**Exercise description**
Produce an exact copy of all the data below, dropping every image.

**Rows**
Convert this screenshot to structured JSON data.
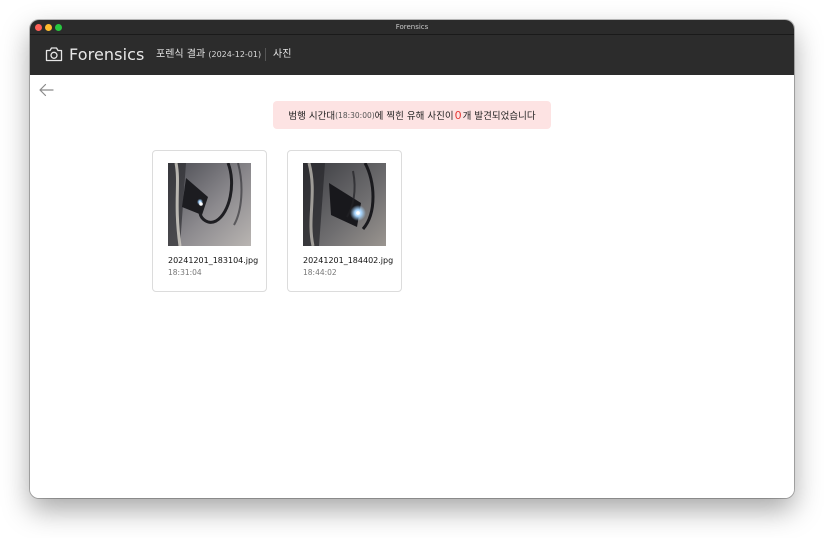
{
  "window": {
    "title": "Forensics"
  },
  "appbar": {
    "brand": "Forensics",
    "crumb_result": "포렌식 결과",
    "crumb_date": "(2024-12-01)",
    "crumb_section": "사진"
  },
  "alert": {
    "prefix": "범행 시간대",
    "time": "(18:30:00)",
    "middle": "에 찍힌 유해 사진이 ",
    "count": "0",
    "suffix": "개 발견되었습니다"
  },
  "photos": [
    {
      "filename": "20241201_183104.jpg",
      "time": "18:31:04"
    },
    {
      "filename": "20241201_184402.jpg",
      "time": "18:44:02"
    }
  ],
  "colors": {
    "appbar_bg": "#2c2c2c",
    "alert_bg": "#fde3e3",
    "alert_count": "#e53935"
  }
}
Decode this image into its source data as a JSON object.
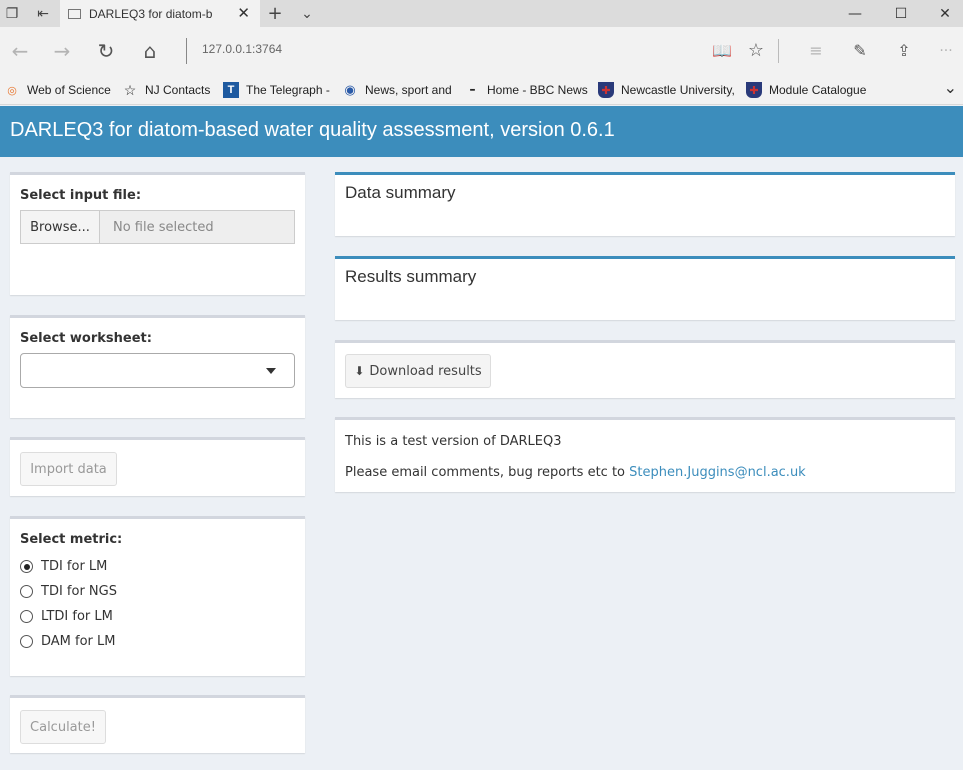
{
  "browser": {
    "tab_title": "DARLEQ3 for diatom-b",
    "address": "127.0.0.1:3764",
    "favorites": [
      {
        "label": "Web of Science",
        "icon": "orange-circle-icon"
      },
      {
        "label": "NJ Contacts",
        "icon": "star-icon"
      },
      {
        "label": "The Telegraph -",
        "icon": "telegraph-icon"
      },
      {
        "label": "News, sport and",
        "icon": "globe-person-icon"
      },
      {
        "label": "Home - BBC News",
        "icon": "bbc-icon"
      },
      {
        "label": "Newcastle University,",
        "icon": "ncl-shield-icon"
      },
      {
        "label": "Module Catalogue",
        "icon": "ncl-shield-icon"
      }
    ]
  },
  "app": {
    "title": "DARLEQ3 for diatom-based water quality assessment, version 0.6.1",
    "accent_color": "#3c8dbc"
  },
  "sidebar": {
    "input_file_label": "Select input file:",
    "browse_label": "Browse...",
    "file_placeholder": "No file selected",
    "worksheet_label": "Select worksheet:",
    "worksheet_value": "",
    "import_label": "Import data",
    "metric_label": "Select metric:",
    "metrics": [
      {
        "label": "TDI for LM",
        "selected": true
      },
      {
        "label": "TDI for NGS",
        "selected": false
      },
      {
        "label": "LTDI for LM",
        "selected": false
      },
      {
        "label": "DAM for LM",
        "selected": false
      }
    ],
    "calculate_label": "Calculate!"
  },
  "main": {
    "data_summary_title": "Data summary",
    "results_summary_title": "Results summary",
    "download_label": "Download results",
    "info_line1": "This is a test version of DARLEQ3",
    "info_line2_prefix": "Please email comments, bug reports etc to ",
    "info_email": "Stephen.Juggins@ncl.ac.uk"
  }
}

**Completed task**
Convert this screenshot to structured JSON data.
{
  "window": {
    "title": "Forensics"
  },
  "appbar": {
    "brand": "Forensics",
    "crumb_result": "포렌식 결과",
    "crumb_date": "(2024-12-01)",
    "crumb_section": "사진"
  },
  "alert": {
    "prefix": "범행 시간대",
    "time": "(18:30:00)",
    "middle": "에 찍힌 유해 사진이 ",
    "count": "0",
    "suffix": "개 발견되었습니다"
  },
  "photos": [
    {
      "filename": "20241201_183104.jpg",
      "time": "18:31:04"
    },
    {
      "filename": "20241201_184402.jpg",
      "time": "18:44:02"
    }
  ],
  "colors": {
    "appbar_bg": "#2c2c2c",
    "alert_bg": "#fde3e3",
    "alert_count": "#e53935"
  }
}
Decode this image into its source data as a JSON object.
{
  "browser": {
    "tab_title": "DARLEQ3 for diatom-b",
    "address": "127.0.0.1:3764",
    "favorites": [
      {
        "label": "Web of Science",
        "icon": "orange-circle-icon"
      },
      {
        "label": "NJ Contacts",
        "icon": "star-icon"
      },
      {
        "label": "The Telegraph -",
        "icon": "telegraph-icon"
      },
      {
        "label": "News, sport and",
        "icon": "globe-person-icon"
      },
      {
        "label": "Home - BBC News",
        "icon": "bbc-icon"
      },
      {
        "label": "Newcastle University,",
        "icon": "ncl-shield-icon"
      },
      {
        "label": "Module Catalogue",
        "icon": "ncl-shield-icon"
      }
    ]
  },
  "app": {
    "title": "DARLEQ3 for diatom-based water quality assessment, version 0.6.1",
    "accent_color": "#3c8dbc"
  },
  "sidebar": {
    "input_file_label": "Select input file:",
    "browse_label": "Browse...",
    "file_placeholder": "No file selected",
    "worksheet_label": "Select worksheet:",
    "worksheet_value": "",
    "import_label": "Import data",
    "metric_label": "Select metric:",
    "metrics": [
      {
        "label": "TDI for LM",
        "selected": true
      },
      {
        "label": "TDI for NGS",
        "selected": false
      },
      {
        "label": "LTDI for LM",
        "selected": false
      },
      {
        "label": "DAM for LM",
        "selected": false
      }
    ],
    "calculate_label": "Calculate!"
  },
  "main": {
    "data_summary_title": "Data summary",
    "results_summary_title": "Results summary",
    "download_label": "Download results",
    "info_line1": "This is a test version of DARLEQ3",
    "info_line2_prefix": "Please email comments, bug reports etc to ",
    "info_email": "Stephen.Juggins@ncl.ac.uk"
  }
}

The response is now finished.